[Extracted records]
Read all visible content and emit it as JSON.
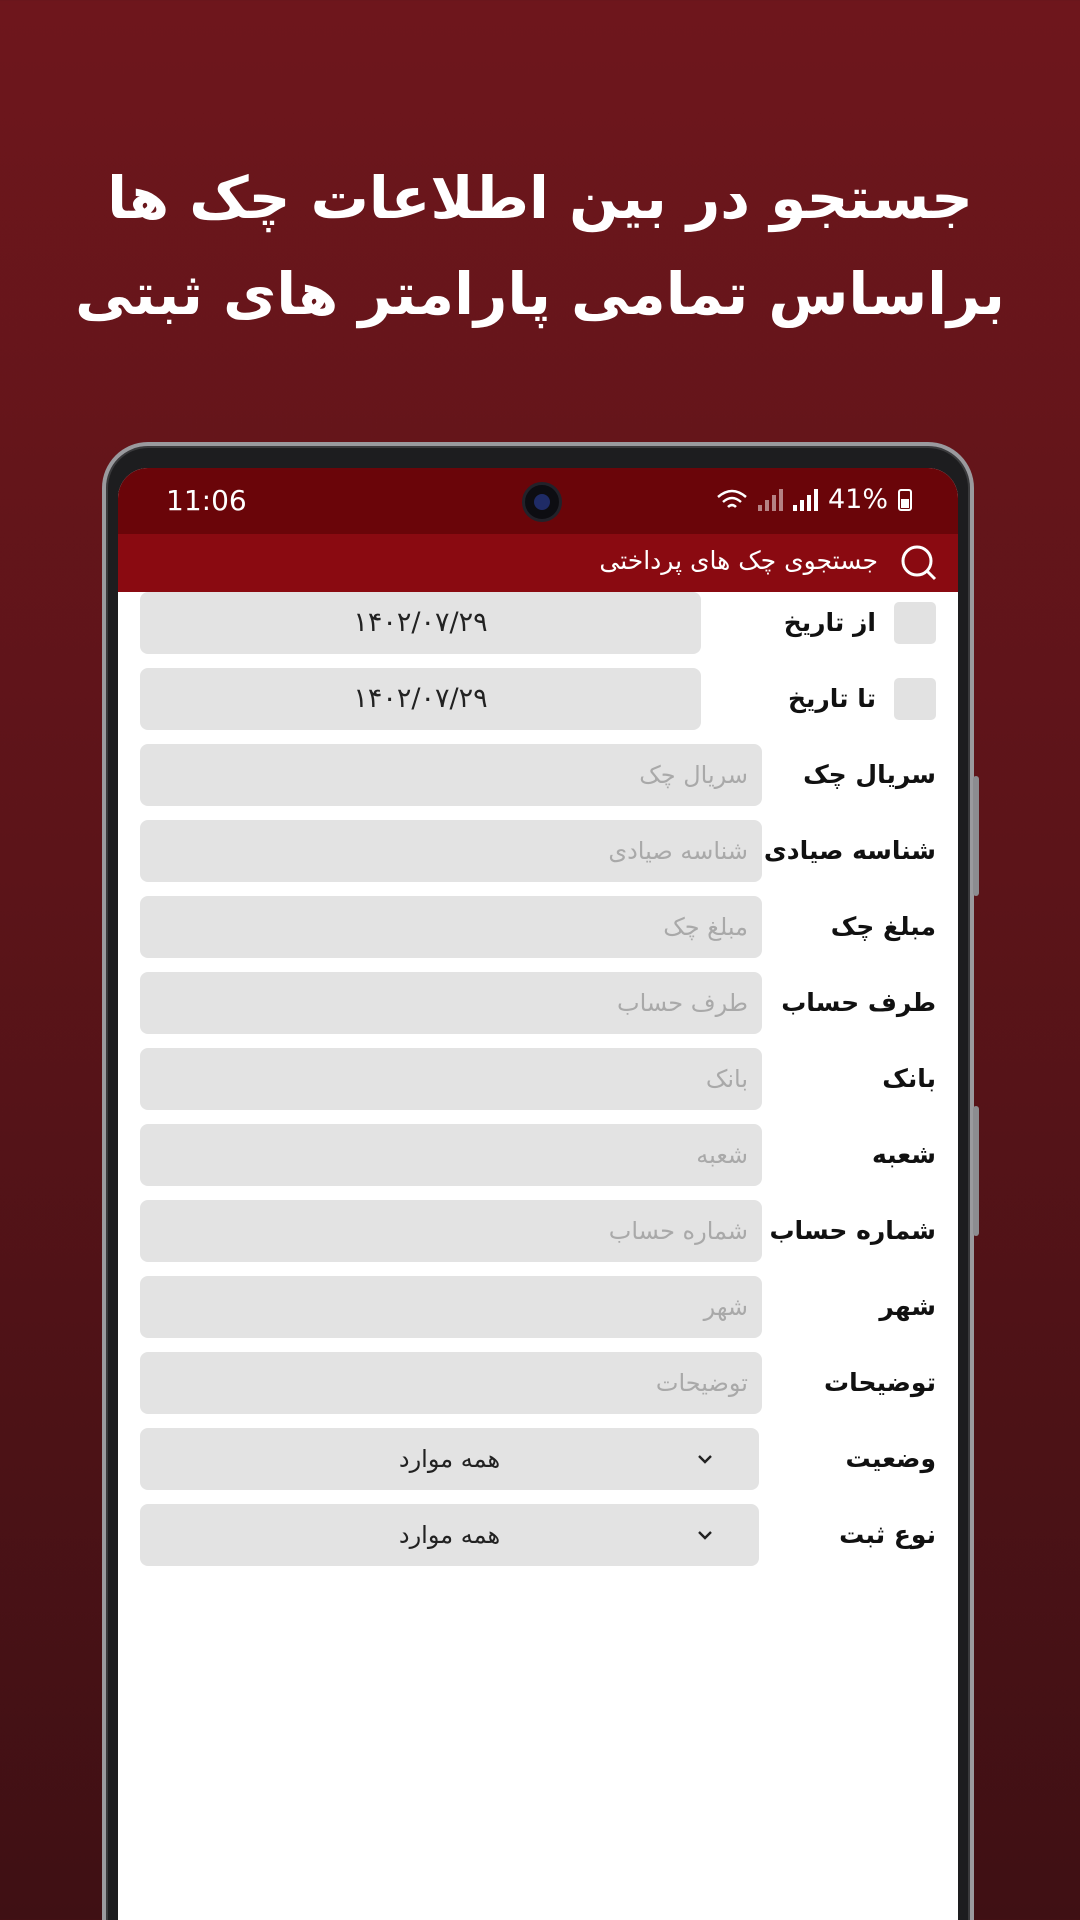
{
  "headline": {
    "line1": "جستجو در بین اطلاعات چک ها",
    "line2": "براساس تمامی پارامتر های ثبتی"
  },
  "status_bar": {
    "time": "11:06",
    "battery": "41%"
  },
  "app_bar": {
    "title": "جستجوی چک های پرداختی",
    "icon": "search-icon"
  },
  "form": {
    "from_date": {
      "label": "از تاریخ",
      "value": "۱۴۰۲/۰۷/۲۹",
      "checked": false
    },
    "to_date": {
      "label": "تا تاریخ",
      "value": "۱۴۰۲/۰۷/۲۹",
      "checked": false
    },
    "fields": [
      {
        "label": "سریال چک",
        "placeholder": "سریال چک"
      },
      {
        "label": "شناسه صیادی",
        "placeholder": "شناسه صیادی"
      },
      {
        "label": "مبلغ چک",
        "placeholder": "مبلغ چک"
      },
      {
        "label": "طرف حساب",
        "placeholder": "طرف حساب"
      },
      {
        "label": "بانک",
        "placeholder": "بانک"
      },
      {
        "label": "شعبه",
        "placeholder": "شعبه"
      },
      {
        "label": "شماره حساب",
        "placeholder": "شماره حساب"
      },
      {
        "label": "شهر",
        "placeholder": "شهر"
      },
      {
        "label": "توضیحات",
        "placeholder": "توضیحات"
      }
    ],
    "status": {
      "label": "وضعیت",
      "value": "همه موارد"
    },
    "record_type": {
      "label": "نوع ثبت",
      "value": "همه موارد"
    }
  },
  "colors": {
    "background": "#5c1419",
    "status_bar": "#6a0509",
    "app_bar": "#8a0a11",
    "input_bg": "#e3e3e3"
  }
}
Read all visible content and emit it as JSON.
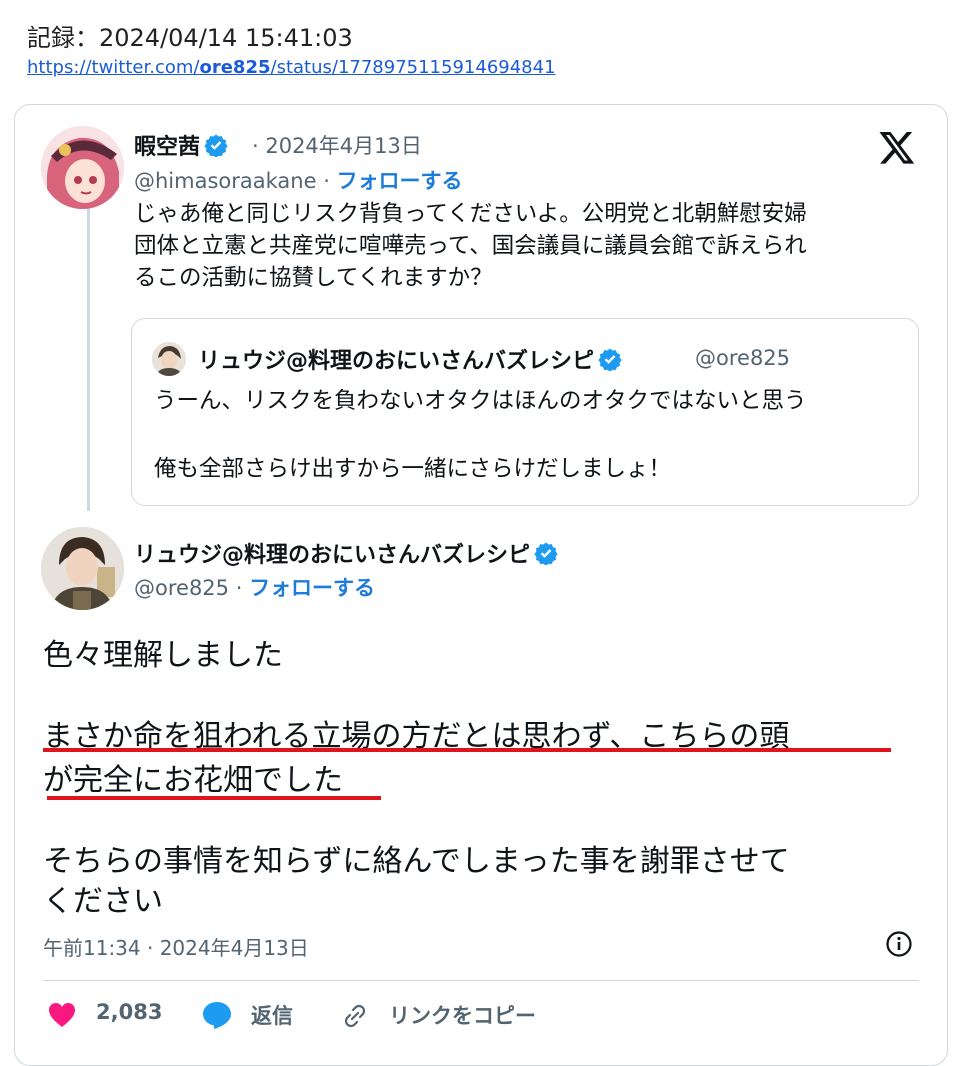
{
  "header": {
    "record_label": "記録：2024/04/14 15:41:03",
    "url_prefix": "https://twitter.com/",
    "url_user": "ore825",
    "url_suffix": "/status/1778975115914694841"
  },
  "reply_tweet": {
    "display_name": "暇空茜",
    "date": "· 2024年4月13日",
    "handle": "@himasoraakane ·",
    "follow_label": "フォローする",
    "text": "じゃあ俺と同じリスク背負ってくださいよ。公明党と北朝鮮慰安婦\n団体と立憲と共産党に喧嘩売って、国会議員に議員会館で訴えられ\nるこの活動に協賛してくれますか？"
  },
  "quoted_tweet": {
    "display_name": "リュウジ@料理のおにいさんバズレシピ",
    "handle": "@ore825",
    "line1": "うーん、リスクを負わないオタクはほんのオタクではないと思う",
    "line2": "俺も全部さらけ出すから一緒にさらけだしましょ！"
  },
  "main_tweet": {
    "display_name": "リュウジ@料理のおにいさんバズレシピ",
    "handle": "@ore825 ·",
    "follow_label": "フォローする",
    "lines": [
      "色々理解しました",
      "まさか命を狙われる立場の方だとは思わず、こちらの頭",
      "が完全にお花畑でした",
      "そちらの事情を知らずに絡んでしまった事を謝罪させて",
      "ください"
    ],
    "timestamp": "午前11:34 · 2024年4月13日"
  },
  "actions": {
    "like_count": "2,083",
    "reply_label": "返信",
    "copy_link_label": "リンクをコピー"
  },
  "colors": {
    "accent": "#1d9bf0",
    "like": "#f91880",
    "underline": "#e0141c"
  },
  "icons": [
    "verified-badge-icon",
    "x-logo-icon",
    "info-icon",
    "heart-icon",
    "reply-bubble-icon",
    "link-icon"
  ]
}
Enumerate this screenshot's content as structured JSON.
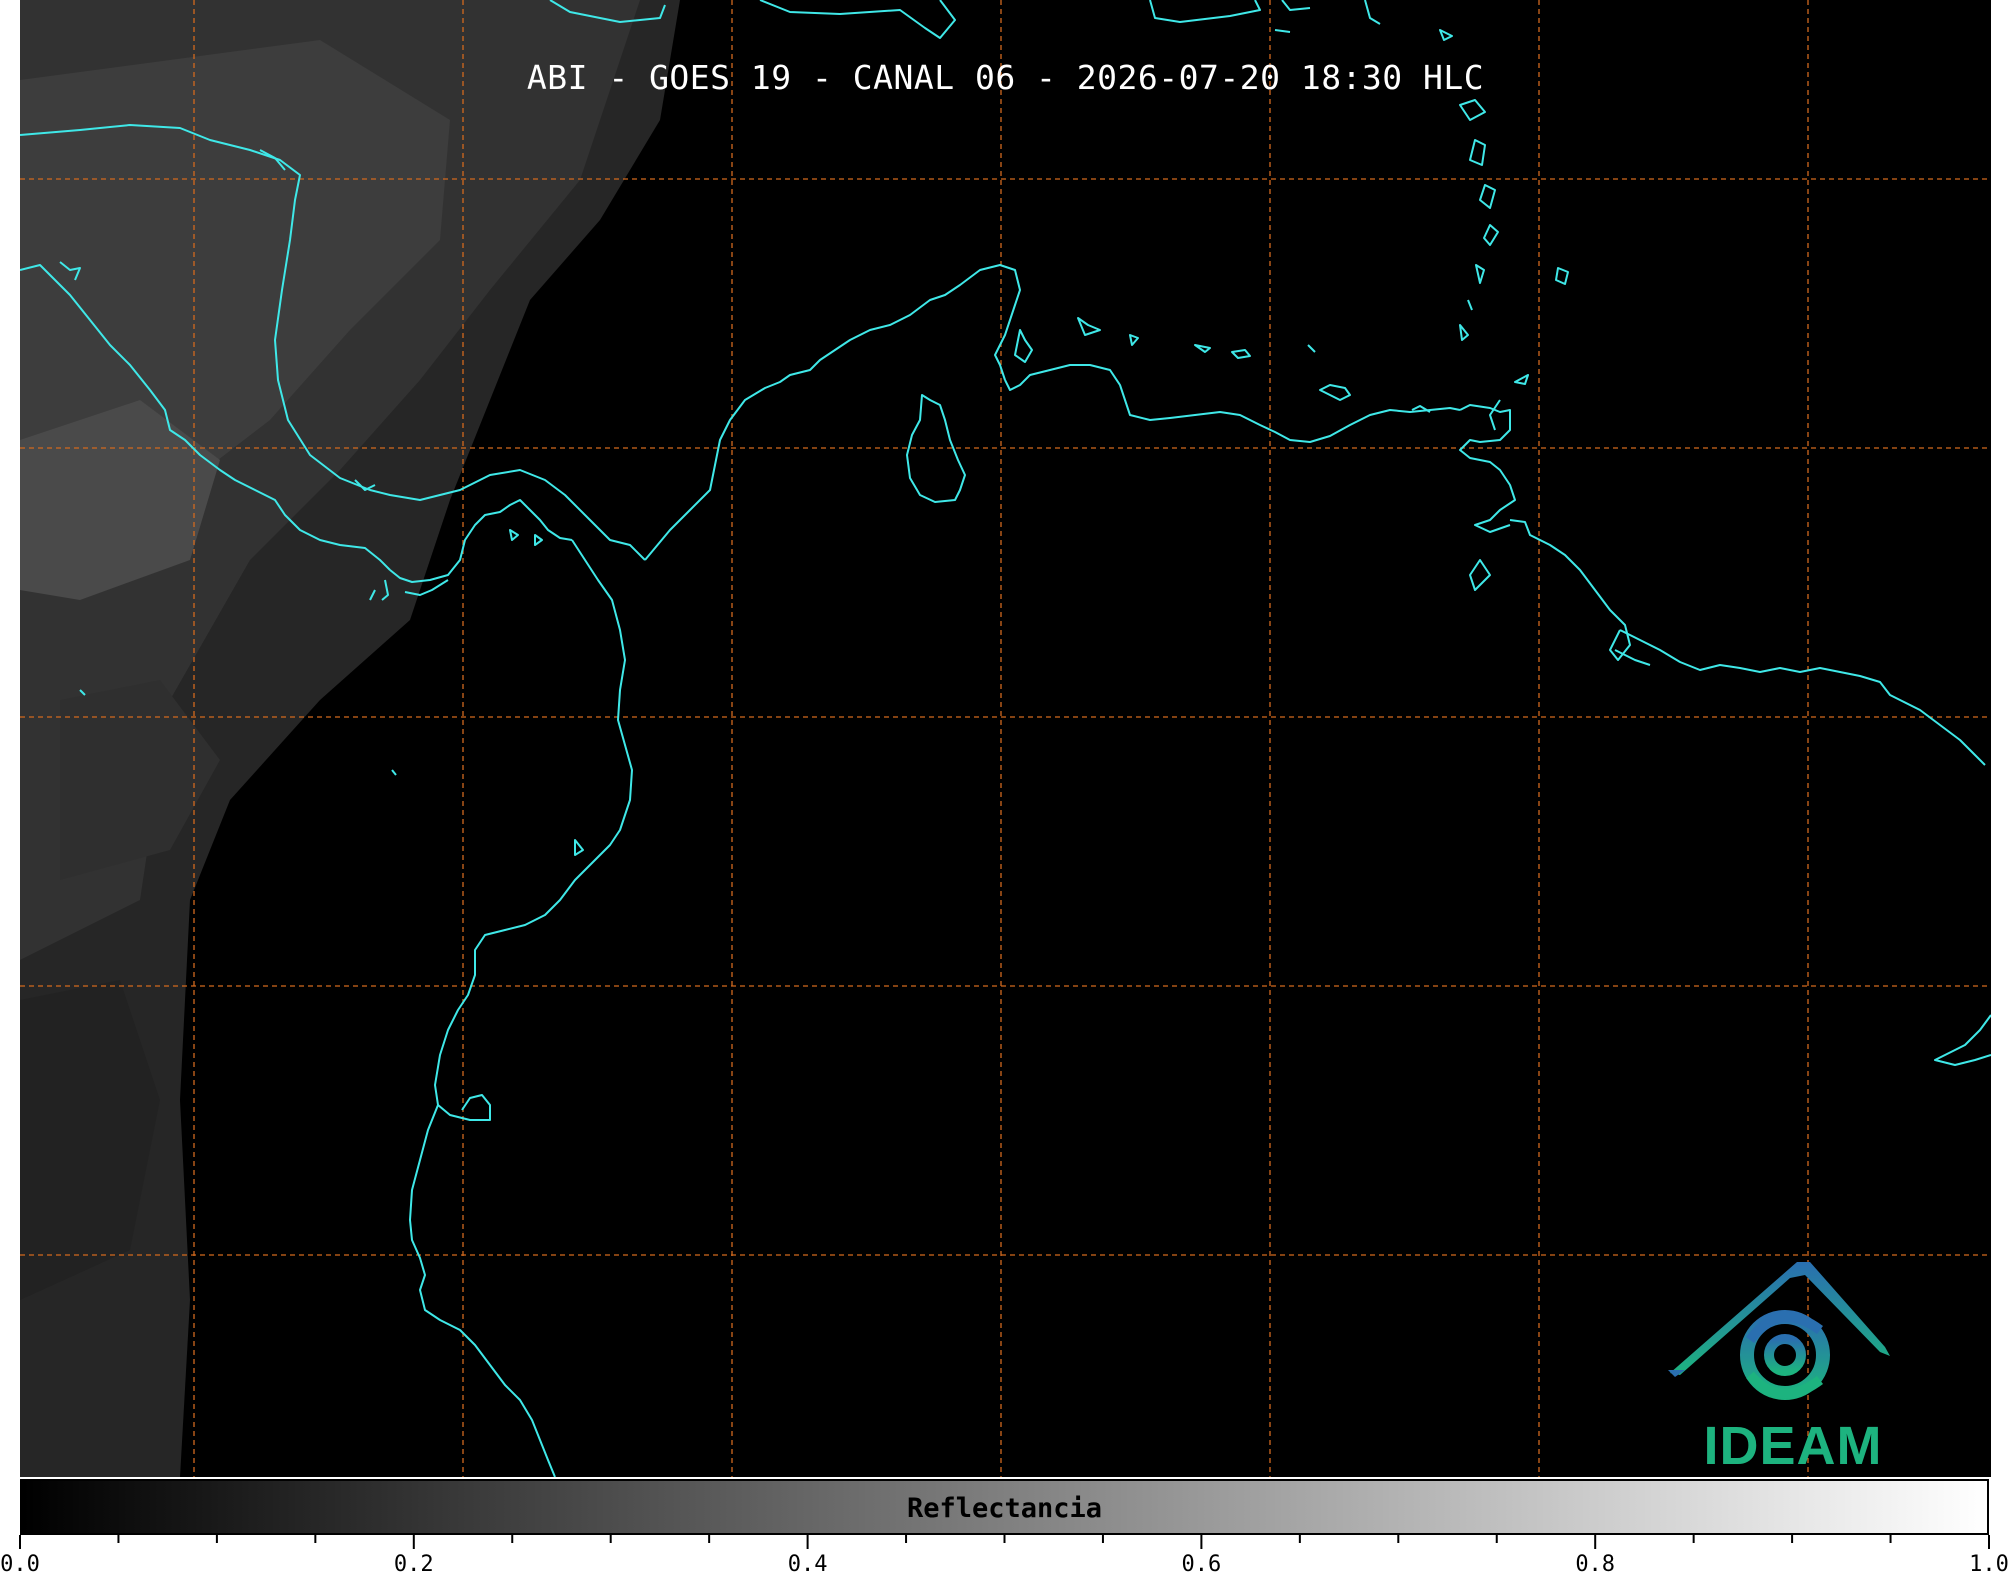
{
  "map": {
    "title": "ABI - GOES 19 - CANAL 06 - 2026-07-20 18:30 HLC",
    "coastline_color": "#3fe8e8",
    "grid_color": "#d2691e",
    "background_color": "#000000",
    "graticule_style": "dashed",
    "logo_text": "IDEAM",
    "logo_color_top": "#2a6fb0",
    "logo_color_bottom": "#1db37f"
  },
  "colorbar": {
    "label": "Reflectancia",
    "colormap": "grayscale black-to-white",
    "range": [
      0.0,
      1.0
    ],
    "tick_labels": [
      "0.0",
      "0.2",
      "0.4",
      "0.6",
      "0.8",
      "1.0"
    ]
  }
}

**STATED TASK**
Give an exact copy of the material, leaving out every picture.

**FINAL RESULT**
Read all visible content and emit it as JSON.
{
  "headline": {
    "line1": "جستجو در بین اطلاعات چک ها",
    "line2": "براساس تمامی پارامتر های ثبتی"
  },
  "status_bar": {
    "time": "11:06",
    "battery": "41%"
  },
  "app_bar": {
    "title": "جستجوی چک های پرداختی",
    "icon": "search-icon"
  },
  "form": {
    "from_date": {
      "label": "از تاریخ",
      "value": "۱۴۰۲/۰۷/۲۹",
      "checked": false
    },
    "to_date": {
      "label": "تا تاریخ",
      "value": "۱۴۰۲/۰۷/۲۹",
      "checked": false
    },
    "fields": [
      {
        "label": "سریال چک",
        "placeholder": "سریال چک"
      },
      {
        "label": "شناسه صیادی",
        "placeholder": "شناسه صیادی"
      },
      {
        "label": "مبلغ چک",
        "placeholder": "مبلغ چک"
      },
      {
        "label": "طرف حساب",
        "placeholder": "طرف حساب"
      },
      {
        "label": "بانک",
        "placeholder": "بانک"
      },
      {
        "label": "شعبه",
        "placeholder": "شعبه"
      },
      {
        "label": "شماره حساب",
        "placeholder": "شماره حساب"
      },
      {
        "label": "شهر",
        "placeholder": "شهر"
      },
      {
        "label": "توضیحات",
        "placeholder": "توضیحات"
      }
    ],
    "status": {
      "label": "وضعیت",
      "value": "همه موارد"
    },
    "record_type": {
      "label": "نوع ثبت",
      "value": "همه موارد"
    }
  },
  "colors": {
    "background": "#5c1419",
    "status_bar": "#6a0509",
    "app_bar": "#8a0a11",
    "input_bg": "#e3e3e3"
  }
}
Read all visible content and emit it as JSON.
{
  "header": {
    "record_label": "記録：2024/04/14 15:41:03",
    "url_prefix": "https://twitter.com/",
    "url_user": "ore825",
    "url_suffix": "/status/1778975115914694841"
  },
  "reply_tweet": {
    "display_name": "暇空茜",
    "date": "· 2024年4月13日",
    "handle": "@himasoraakane ·",
    "follow_label": "フォローする",
    "text": "じゃあ俺と同じリスク背負ってくださいよ。公明党と北朝鮮慰安婦\n団体と立憲と共産党に喧嘩売って、国会議員に議員会館で訴えられ\nるこの活動に協賛してくれますか？"
  },
  "quoted_tweet": {
    "display_name": "リュウジ@料理のおにいさんバズレシピ",
    "handle": "@ore825",
    "line1": "うーん、リスクを負わないオタクはほんのオタクではないと思う",
    "line2": "俺も全部さらけ出すから一緒にさらけだしましょ！"
  },
  "main_tweet": {
    "display_name": "リュウジ@料理のおにいさんバズレシピ",
    "handle": "@ore825 ·",
    "follow_label": "フォローする",
    "lines": [
      "色々理解しました",
      "まさか命を狙われる立場の方だとは思わず、こちらの頭",
      "が完全にお花畑でした",
      "そちらの事情を知らずに絡んでしまった事を謝罪させて",
      "ください"
    ],
    "timestamp": "午前11:34 · 2024年4月13日"
  },
  "actions": {
    "like_count": "2,083",
    "reply_label": "返信",
    "copy_link_label": "リンクをコピー"
  },
  "colors": {
    "accent": "#1d9bf0",
    "like": "#f91880",
    "underline": "#e0141c"
  },
  "icons": [
    "verified-badge-icon",
    "x-logo-icon",
    "info-icon",
    "heart-icon",
    "reply-bubble-icon",
    "link-icon"
  ]
}
Enumerate this screenshot's content as structured JSON.
{
  "map": {
    "title": "ABI - GOES 19 - CANAL 06 - 2026-07-20 18:30 HLC",
    "coastline_color": "#3fe8e8",
    "grid_color": "#d2691e",
    "background_color": "#000000",
    "graticule_style": "dashed",
    "logo_text": "IDEAM",
    "logo_color_top": "#2a6fb0",
    "logo_color_bottom": "#1db37f"
  },
  "colorbar": {
    "label": "Reflectancia",
    "colormap": "grayscale black-to-white",
    "range": [
      0.0,
      1.0
    ],
    "tick_labels": [
      "0.0",
      "0.2",
      "0.4",
      "0.6",
      "0.8",
      "1.0"
    ]
  }
}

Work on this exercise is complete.